Copy every line of the items below word for word, and leave the pictures out.

■ ■ ■ ■ ■

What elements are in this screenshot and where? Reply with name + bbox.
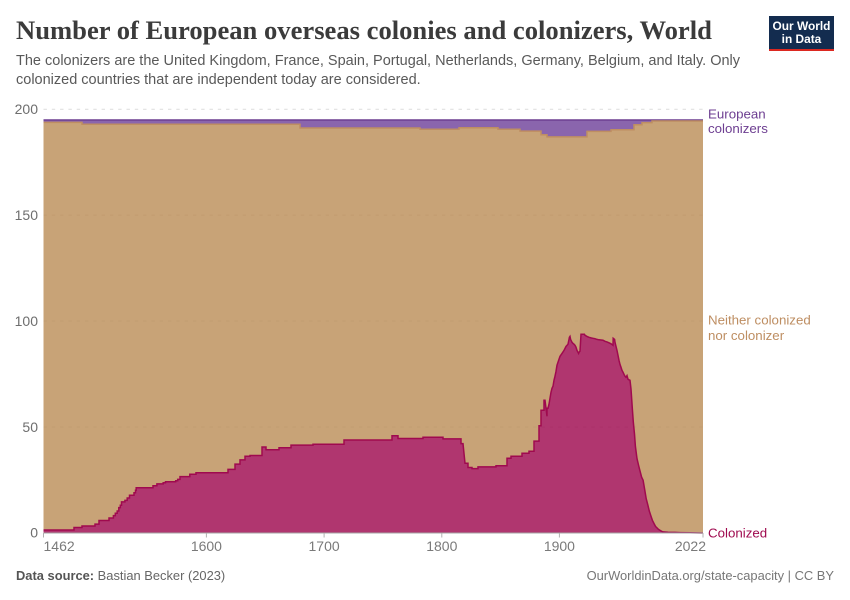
svg-text:Neither colonized: Neither colonized	[708, 313, 811, 328]
svg-text:1462: 1462	[44, 538, 75, 554]
svg-text:colonizers: colonizers	[708, 121, 768, 136]
svg-text:Colonized: Colonized	[708, 526, 767, 541]
svg-text:1800: 1800	[426, 538, 457, 554]
svg-text:0: 0	[30, 525, 38, 541]
svg-text:European: European	[708, 107, 766, 122]
svg-text:1600: 1600	[191, 538, 222, 554]
svg-text:50: 50	[22, 419, 38, 435]
svg-text:150: 150	[15, 207, 39, 223]
svg-text:200: 200	[15, 101, 39, 117]
svg-text:nor colonizer: nor colonizer	[708, 328, 785, 343]
svg-text:100: 100	[15, 313, 39, 329]
svg-text:1900: 1900	[544, 538, 575, 554]
svg-text:1700: 1700	[309, 538, 340, 554]
svg-text:2022: 2022	[675, 538, 706, 554]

■ ■ ■ ■ ■

IN RESPONSE:
What elements are in this screenshot and where? Reply with name + bbox.
svg-text:Neither colonized: Neither colonized	[708, 313, 811, 328]
svg-text:1462: 1462	[44, 538, 75, 554]
svg-text:colonizers: colonizers	[708, 121, 768, 136]
svg-text:Colonized: Colonized	[708, 526, 767, 541]
svg-text:1800: 1800	[426, 538, 457, 554]
svg-text:0: 0	[30, 525, 38, 541]
svg-text:European: European	[708, 107, 766, 122]
svg-text:1600: 1600	[191, 538, 222, 554]
svg-text:50: 50	[22, 419, 38, 435]
svg-text:150: 150	[15, 207, 39, 223]
svg-text:200: 200	[15, 101, 39, 117]
svg-text:nor colonizer: nor colonizer	[708, 328, 785, 343]
svg-text:100: 100	[15, 313, 39, 329]
svg-text:1900: 1900	[544, 538, 575, 554]
svg-text:1700: 1700	[309, 538, 340, 554]
svg-text:2022: 2022	[675, 538, 706, 554]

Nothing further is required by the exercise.